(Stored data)
--------

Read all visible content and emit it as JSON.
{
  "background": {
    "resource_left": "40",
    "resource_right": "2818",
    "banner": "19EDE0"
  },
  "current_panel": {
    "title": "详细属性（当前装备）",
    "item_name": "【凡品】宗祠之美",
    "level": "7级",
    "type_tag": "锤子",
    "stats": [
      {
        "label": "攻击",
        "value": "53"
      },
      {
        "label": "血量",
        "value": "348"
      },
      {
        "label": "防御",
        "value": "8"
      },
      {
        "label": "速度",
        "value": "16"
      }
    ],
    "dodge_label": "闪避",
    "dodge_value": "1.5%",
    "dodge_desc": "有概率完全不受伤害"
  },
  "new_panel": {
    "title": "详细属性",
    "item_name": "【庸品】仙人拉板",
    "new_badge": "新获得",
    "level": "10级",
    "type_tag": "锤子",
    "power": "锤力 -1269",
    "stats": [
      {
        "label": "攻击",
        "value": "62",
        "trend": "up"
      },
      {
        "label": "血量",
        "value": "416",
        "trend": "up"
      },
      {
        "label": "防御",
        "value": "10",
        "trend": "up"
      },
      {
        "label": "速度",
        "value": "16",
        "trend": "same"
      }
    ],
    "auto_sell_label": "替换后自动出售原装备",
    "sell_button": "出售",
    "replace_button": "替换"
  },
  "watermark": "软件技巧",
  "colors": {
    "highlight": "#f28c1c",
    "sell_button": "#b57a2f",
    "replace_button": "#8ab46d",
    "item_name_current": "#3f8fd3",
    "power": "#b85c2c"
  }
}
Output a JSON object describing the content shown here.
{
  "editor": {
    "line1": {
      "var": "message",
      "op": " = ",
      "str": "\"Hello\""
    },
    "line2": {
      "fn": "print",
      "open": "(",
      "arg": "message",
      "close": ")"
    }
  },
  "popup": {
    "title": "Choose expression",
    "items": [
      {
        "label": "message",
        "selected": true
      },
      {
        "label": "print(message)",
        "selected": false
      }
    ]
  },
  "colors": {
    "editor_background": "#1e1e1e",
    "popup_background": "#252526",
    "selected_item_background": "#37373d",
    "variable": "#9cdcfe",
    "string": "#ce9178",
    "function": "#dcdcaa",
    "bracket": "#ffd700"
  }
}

--------

TASK TO COMPLETE
Look above for the line containing "Output a JSON", then transcribe it and all lines after it through the last, exactly and with nothing else.

RESPONSE
Output a JSON object describing the content shown here.
{
  "editor": {
    "line1": {
      "var": "message",
      "op": " = ",
      "str": "\"Hello\""
    },
    "line2": {
      "fn": "print",
      "open": "(",
      "arg": "message",
      "close": ")"
    }
  },
  "popup": {
    "title": "Choose expression",
    "items": [
      {
        "label": "message",
        "selected": true
      },
      {
        "label": "print(message)",
        "selected": false
      }
    ]
  },
  "colors": {
    "editor_background": "#1e1e1e",
    "popup_background": "#252526",
    "selected_item_background": "#37373d",
    "variable": "#9cdcfe",
    "string": "#ce9178",
    "function": "#dcdcaa",
    "bracket": "#ffd700"
  }
}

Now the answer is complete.